### Trecho para leitura
□ □ □ □

Dificilmente seria necessário provar que a concentração é condição necessária para o domínio de uma arte. Quem quer que já tenha tentado aprender uma arte sabe disso. Todavia, mais ainda do que a auto-disciplina, a concentração é rara em nossa cultura. Pelo contrário, nossa cultura leva a um modo de vida desconcentrado e difuso, que em qualquer outra parte mal tem paralelo. Fazem-se muitas coisas ao mesmo tempo: lê-se, ouve-se rádio, fala-se, fuma, bebe-se, come-se.

Somos o consumidor de boca aberta, ávida, pronto a tragar tudo: filmes, bebidas, conhecimentos. Esta falta de concentração facilmente se mostra em nossa dificuldade de ficar sós conosco mesmos. Sentar-se quieto, sem falar, fumar, ler, beber, é impossível para a maioria das pessoas. Ficam nervosas e inquietas, precisam fazer alguma coisa com a boca ou as mãos. (Fumar é um dos sintomas dessa falta de concentração; ocupa as mãos, a boca, os olhos e o nariz).

Terceiro fator é a paciência. Mais uma vez, quem quer que já tenha tentado dominar uma arte sabe que a paciência é necessária, se se quer alcançar alguma coisa. Quem anda atrás de resultados rápidos nunca aprende uma arte. Contudo para o homem moderno, a paciência é prática tão difícil quanto à disciplina e a concentração.

Todo o nosso sistema industrial incentiva exatamente o oposto: a rapidez. Todas as nossas máquinas são planejadas para rapidez: o automóvel e o aeroplano levam-nos rapidamente a nosso destino – quanto mais depressa, melhor.

A máquina que pode produzir a mesma quantidade na metade do tempo é duas vezes melhor que a mais antiga e mais vagarosa. Sem dúvida, há para isso importantes razões econômicas. Mas, como em muitos outros aspectos, os valores humanos tornaram-se determinados por valores econômicos. O que é bom para as máquinas deve ser bom para os homens – assim diz a lógica. O homem moderno pensa que perde alguma coisa – o tempo – quando não faz as coisas rapidamente; todavia, ele não sabe o que fazer com o tempo que ganha - a não ser matá-lo.

□ □ □ □

### O esperado
Dê sequência ao texto sobre concentração e paciência, começando logo após a última frase. Os registros não têm nenhuma relação com o texto sobre concentração e paciência.

□ □ □ □

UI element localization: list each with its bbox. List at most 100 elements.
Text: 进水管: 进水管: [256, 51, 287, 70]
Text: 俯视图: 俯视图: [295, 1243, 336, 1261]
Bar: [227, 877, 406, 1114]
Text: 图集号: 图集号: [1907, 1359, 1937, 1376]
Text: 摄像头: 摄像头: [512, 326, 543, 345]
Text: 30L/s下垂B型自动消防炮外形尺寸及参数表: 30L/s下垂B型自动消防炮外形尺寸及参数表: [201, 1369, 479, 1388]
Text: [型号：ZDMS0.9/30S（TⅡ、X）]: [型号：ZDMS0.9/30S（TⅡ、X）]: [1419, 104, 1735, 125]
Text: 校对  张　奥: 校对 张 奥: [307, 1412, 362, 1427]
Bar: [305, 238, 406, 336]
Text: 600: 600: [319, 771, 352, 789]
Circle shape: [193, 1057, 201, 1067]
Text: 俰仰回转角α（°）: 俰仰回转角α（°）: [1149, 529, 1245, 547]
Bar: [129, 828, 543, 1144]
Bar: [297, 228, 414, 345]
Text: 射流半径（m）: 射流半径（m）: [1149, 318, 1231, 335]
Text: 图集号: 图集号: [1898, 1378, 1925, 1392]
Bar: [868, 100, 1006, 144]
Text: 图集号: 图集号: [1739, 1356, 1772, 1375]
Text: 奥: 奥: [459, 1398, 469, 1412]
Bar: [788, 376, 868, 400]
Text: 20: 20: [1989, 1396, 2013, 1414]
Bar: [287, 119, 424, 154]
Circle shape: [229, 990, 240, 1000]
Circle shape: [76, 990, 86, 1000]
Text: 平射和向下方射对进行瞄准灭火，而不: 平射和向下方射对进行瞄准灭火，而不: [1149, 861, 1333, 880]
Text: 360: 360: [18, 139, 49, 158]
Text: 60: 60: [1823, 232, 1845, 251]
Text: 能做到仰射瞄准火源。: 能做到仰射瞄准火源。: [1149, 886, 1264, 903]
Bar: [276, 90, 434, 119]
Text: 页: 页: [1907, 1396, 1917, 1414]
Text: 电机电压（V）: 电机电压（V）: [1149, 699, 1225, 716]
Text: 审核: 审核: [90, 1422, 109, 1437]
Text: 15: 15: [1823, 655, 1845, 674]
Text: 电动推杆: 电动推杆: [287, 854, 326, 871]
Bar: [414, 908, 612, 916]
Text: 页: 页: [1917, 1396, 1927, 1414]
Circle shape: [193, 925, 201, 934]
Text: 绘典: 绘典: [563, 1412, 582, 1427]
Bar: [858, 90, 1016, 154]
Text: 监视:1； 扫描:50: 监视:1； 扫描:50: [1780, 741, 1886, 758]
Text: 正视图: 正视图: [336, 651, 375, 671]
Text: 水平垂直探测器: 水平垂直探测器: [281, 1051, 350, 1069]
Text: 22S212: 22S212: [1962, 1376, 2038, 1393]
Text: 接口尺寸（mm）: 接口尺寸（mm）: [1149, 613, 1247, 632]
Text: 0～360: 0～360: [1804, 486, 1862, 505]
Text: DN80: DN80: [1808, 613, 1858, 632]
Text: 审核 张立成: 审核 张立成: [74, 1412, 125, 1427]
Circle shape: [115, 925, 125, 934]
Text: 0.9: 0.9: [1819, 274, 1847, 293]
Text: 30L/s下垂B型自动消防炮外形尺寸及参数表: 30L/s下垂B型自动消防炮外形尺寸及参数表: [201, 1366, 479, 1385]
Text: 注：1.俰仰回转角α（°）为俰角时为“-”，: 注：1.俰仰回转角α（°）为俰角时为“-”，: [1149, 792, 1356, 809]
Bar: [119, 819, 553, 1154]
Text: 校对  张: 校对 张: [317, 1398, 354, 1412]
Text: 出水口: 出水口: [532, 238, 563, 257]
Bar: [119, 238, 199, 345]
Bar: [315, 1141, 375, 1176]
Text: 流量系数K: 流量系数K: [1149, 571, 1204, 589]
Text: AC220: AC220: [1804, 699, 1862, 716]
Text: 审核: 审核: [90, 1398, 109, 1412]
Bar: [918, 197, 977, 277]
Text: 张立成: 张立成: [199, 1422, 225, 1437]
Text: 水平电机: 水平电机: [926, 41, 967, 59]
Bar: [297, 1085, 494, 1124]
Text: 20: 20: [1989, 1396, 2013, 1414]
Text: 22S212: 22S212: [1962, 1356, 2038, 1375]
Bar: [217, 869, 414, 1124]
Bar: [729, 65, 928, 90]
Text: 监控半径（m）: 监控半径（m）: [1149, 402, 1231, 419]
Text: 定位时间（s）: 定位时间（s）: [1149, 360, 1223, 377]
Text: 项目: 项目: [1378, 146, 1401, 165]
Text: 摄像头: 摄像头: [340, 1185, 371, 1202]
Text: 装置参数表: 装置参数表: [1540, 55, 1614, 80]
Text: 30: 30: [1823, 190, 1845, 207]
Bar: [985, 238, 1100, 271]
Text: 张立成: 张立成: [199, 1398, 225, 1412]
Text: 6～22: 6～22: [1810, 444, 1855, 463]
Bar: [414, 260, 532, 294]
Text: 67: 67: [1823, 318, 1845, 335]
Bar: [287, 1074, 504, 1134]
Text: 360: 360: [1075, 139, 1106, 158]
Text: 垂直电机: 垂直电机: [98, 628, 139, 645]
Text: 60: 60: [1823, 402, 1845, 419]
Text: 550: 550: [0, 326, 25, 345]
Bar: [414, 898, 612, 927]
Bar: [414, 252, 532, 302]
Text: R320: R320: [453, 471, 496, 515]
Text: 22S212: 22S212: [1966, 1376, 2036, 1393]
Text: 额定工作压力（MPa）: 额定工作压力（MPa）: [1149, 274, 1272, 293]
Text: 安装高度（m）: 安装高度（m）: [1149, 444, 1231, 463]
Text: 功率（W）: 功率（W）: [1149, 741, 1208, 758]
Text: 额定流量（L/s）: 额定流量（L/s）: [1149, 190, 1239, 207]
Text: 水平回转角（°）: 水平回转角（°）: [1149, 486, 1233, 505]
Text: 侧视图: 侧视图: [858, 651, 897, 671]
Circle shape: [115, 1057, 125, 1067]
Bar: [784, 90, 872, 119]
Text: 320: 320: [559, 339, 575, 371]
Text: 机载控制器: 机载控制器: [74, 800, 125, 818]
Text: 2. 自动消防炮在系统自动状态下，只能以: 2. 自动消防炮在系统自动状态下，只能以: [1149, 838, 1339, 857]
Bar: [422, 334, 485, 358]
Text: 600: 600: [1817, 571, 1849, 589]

□ □ □ □

### Resposta abaixo
Afinal, a condição do aprendizado de qualquer arte é uma preocupação suprema com o domínio dela. Se a arte não for coisa de suprema importância, o aprendiz nunca a aprenderá. Ficará no máximo, como um bom amador, mas nunca se tornará um mestre. Esta condição é tão necessária para a arte de amar como para qualquer outra arte. Parece, entretanto, que a proporção entre mestres e amadores pesa mais fortemente em favor dos amadores da arte de amar do que no caso das outras artes.

Ainda um ponto deve ser tratado com relação às condições gerais de aprendizado de uma arte. Não se deve começar a aprender uma arte diretamente, mas, por assim dizer, indiretamente.

Deve-se aprender grande número de outras coisas – às vezes aparentemente desconexas – antes de começar com a arte propriamente dita. Um aprendiz de carpintaria começa aprendendo a aplainar madeira; um aprendiz da arte de tocar piano começa praticando escalas; um aprendiz da arte de atirar com arco e flecha começa fazendo exercícios respiratórios. (Zen in the Art of Archery, E. Herrigel, Londres, Routledge, 1954).

Se alguém quer tornar-se mestre em alguma arte, deve ter a vida inteira devotada a ela, ou pelo menos relacionada com ela. A própria pessoa se torna um instrumento para a prática da arte e deve ser conservada em condições adequadas, de acordo com as funções específicas que tem a desempenhar.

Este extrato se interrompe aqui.